* Dataset rows:
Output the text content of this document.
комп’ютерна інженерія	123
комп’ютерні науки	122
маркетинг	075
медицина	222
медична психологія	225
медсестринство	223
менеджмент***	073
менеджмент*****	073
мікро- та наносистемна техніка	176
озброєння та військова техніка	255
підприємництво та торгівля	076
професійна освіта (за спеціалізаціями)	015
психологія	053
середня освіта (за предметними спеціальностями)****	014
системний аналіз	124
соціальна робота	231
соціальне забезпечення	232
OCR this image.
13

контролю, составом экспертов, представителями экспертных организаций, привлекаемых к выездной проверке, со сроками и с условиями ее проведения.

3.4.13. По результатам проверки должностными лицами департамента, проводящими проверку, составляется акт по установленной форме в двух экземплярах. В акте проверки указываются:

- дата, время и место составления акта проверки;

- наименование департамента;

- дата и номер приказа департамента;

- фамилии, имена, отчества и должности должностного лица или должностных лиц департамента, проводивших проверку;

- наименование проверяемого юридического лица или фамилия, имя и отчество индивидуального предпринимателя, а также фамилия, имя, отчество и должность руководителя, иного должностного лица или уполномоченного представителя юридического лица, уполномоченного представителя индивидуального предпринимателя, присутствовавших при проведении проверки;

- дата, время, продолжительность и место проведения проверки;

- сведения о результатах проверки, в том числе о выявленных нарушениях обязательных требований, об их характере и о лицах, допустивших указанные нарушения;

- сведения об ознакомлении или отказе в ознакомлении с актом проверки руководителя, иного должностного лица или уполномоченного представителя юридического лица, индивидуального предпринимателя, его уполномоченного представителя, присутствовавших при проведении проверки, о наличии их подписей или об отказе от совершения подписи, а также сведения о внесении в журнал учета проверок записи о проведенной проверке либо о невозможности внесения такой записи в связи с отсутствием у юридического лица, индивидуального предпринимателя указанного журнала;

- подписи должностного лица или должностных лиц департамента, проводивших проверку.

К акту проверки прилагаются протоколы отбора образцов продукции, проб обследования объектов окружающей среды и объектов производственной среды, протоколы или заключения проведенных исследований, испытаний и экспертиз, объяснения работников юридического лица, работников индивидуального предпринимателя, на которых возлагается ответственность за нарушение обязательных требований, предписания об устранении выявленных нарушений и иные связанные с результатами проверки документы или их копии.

* What to do: Your task is to repeat the data exactly, with nothing left out.

* Final result:
Output the text content of this document.
комп’ютерна інженерія	123
комп’ютерні науки	122
маркетинг	075
медицина	222
медична психологія	225
медсестринство	223
менеджмент***	073
менеджмент*****	073
мікро- та наносистемна техніка	176
озброєння та військова техніка	255
підприємництво та торгівля	076
професійна освіта (за спеціалізаціями)	015
психологія	053
середня освіта (за предметними спеціальностями)****	014
системний аналіз	124
соціальна робота	231
соціальне забезпечення	232
OCR this image.
13

контролю, составом экспертов, представителями экспертных организаций, привлекаемых к выездной проверке, со сроками и с условиями ее проведения.

3.4.13. По результатам проверки должностными лицами департамента, проводящими проверку, составляется акт по установленной форме в двух экземплярах. В акте проверки указываются:

- дата, время и место составления акта проверки;

- наименование департамента;

- дата и номер приказа департамента;

- фамилии, имена, отчества и должности должностного лица или должностных лиц департамента, проводивших проверку;

- наименование проверяемого юридического лица или фамилия, имя и отчество индивидуального предпринимателя, а также фамилия, имя, отчество и должность руководителя, иного должностного лица или уполномоченного представителя юридического лица, уполномоченного представителя индивидуального предпринимателя, присутствовавших при проведении проверки;

- дата, время, продолжительность и место проведения проверки;

- сведения о результатах проверки, в том числе о выявленных нарушениях обязательных требований, об их характере и о лицах, допустивших указанные нарушения;

- сведения об ознакомлении или отказе в ознакомлении с актом проверки руководителя, иного должностного лица или уполномоченного представителя юридического лица, индивидуального предпринимателя, его уполномоченного представителя, присутствовавших при проведении проверки, о наличии их подписей или об отказе от совершения подписи, а также сведения о внесении в журнал учета проверок записи о проведенной проверке либо о невозможности внесения такой записи в связи с отсутствием у юридического лица, индивидуального предпринимателя указанного журнала;

- подписи должностного лица или должностных лиц департамента, проводивших проверку.

К акту проверки прилагаются протоколы отбора образцов продукции, проб обследования объектов окружающей среды и объектов производственной среды, протоколы или заключения проведенных исследований, испытаний и экспертиз, объяснения работников юридического лица, работников индивидуального предпринимателя, на которых возлагается ответственность за нарушение обязательных требований, предписания об устранении выявленных нарушений и иные связанные с результатами проверки документы или их копии.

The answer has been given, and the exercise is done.